# START OF Data extract

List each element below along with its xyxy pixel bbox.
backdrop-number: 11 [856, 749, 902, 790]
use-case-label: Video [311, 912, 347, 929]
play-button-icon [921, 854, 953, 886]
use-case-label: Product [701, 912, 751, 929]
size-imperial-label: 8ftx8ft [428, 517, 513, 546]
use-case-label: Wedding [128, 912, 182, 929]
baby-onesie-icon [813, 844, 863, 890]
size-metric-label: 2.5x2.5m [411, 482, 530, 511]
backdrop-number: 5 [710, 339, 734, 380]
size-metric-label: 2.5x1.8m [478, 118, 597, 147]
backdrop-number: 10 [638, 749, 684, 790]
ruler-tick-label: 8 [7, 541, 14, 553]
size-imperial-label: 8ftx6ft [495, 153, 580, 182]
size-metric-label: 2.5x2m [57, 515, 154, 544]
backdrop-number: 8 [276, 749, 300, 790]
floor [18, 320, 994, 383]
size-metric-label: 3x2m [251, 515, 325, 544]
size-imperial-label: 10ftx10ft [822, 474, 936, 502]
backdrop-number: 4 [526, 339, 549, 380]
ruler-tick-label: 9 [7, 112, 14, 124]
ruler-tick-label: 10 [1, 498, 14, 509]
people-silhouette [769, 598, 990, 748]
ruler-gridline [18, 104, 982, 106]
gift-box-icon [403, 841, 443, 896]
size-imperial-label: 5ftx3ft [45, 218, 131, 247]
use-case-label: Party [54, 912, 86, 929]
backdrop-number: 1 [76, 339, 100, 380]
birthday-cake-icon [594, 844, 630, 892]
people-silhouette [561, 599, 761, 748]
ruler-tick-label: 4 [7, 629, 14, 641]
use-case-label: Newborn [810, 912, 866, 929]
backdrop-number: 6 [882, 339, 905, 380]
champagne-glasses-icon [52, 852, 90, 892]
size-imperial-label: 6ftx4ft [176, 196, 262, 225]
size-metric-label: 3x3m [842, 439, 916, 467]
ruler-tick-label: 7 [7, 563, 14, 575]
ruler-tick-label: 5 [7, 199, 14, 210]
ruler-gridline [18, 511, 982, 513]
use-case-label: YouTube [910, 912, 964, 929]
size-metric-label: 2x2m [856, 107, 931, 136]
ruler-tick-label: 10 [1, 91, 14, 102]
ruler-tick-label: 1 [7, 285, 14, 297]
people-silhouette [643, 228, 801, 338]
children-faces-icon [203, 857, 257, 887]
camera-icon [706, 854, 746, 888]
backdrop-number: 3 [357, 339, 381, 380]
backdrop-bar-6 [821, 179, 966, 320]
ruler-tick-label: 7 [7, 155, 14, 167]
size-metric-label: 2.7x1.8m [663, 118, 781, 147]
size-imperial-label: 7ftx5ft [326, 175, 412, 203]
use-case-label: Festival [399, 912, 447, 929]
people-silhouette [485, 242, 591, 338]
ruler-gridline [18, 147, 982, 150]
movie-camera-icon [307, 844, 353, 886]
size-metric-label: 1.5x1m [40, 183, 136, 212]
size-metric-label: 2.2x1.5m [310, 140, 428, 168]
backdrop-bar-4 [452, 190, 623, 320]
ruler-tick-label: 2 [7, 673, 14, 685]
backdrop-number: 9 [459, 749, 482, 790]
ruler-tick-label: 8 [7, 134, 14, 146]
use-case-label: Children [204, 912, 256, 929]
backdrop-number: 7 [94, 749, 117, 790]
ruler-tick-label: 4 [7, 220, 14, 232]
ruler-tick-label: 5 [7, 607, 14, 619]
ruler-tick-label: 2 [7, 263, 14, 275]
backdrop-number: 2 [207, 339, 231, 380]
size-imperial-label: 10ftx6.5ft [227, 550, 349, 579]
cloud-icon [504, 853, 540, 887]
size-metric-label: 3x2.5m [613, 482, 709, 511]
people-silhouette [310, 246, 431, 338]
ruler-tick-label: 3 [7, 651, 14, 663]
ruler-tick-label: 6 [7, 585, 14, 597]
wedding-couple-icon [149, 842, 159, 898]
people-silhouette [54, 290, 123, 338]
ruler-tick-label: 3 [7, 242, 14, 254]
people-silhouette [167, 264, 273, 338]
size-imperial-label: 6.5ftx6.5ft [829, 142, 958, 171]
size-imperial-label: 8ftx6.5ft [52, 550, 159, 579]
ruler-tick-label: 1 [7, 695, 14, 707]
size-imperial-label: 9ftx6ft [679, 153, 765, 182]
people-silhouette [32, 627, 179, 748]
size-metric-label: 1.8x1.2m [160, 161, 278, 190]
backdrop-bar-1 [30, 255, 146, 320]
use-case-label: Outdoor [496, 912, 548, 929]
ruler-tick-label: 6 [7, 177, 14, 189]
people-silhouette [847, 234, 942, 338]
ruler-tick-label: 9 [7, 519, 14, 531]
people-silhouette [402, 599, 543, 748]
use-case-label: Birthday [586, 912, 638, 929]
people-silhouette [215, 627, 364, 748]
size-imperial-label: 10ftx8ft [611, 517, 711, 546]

# END OF Data extract

Short task ::
Extract every line of the material that contains the string "number". Treat the match as case-sensitive.

Response to this task ::
backdrop-number: 11 [856, 749, 902, 790]
backdrop-number: 5 [710, 339, 734, 380]
backdrop-number: 10 [638, 749, 684, 790]
backdrop-number: 8 [276, 749, 300, 790]
backdrop-number: 4 [526, 339, 549, 380]
backdrop-number: 1 [76, 339, 100, 380]
backdrop-number: 6 [882, 339, 905, 380]
backdrop-number: 3 [357, 339, 381, 380]
backdrop-number: 9 [459, 749, 482, 790]
backdrop-number: 7 [94, 749, 117, 790]
backdrop-number: 2 [207, 339, 231, 380]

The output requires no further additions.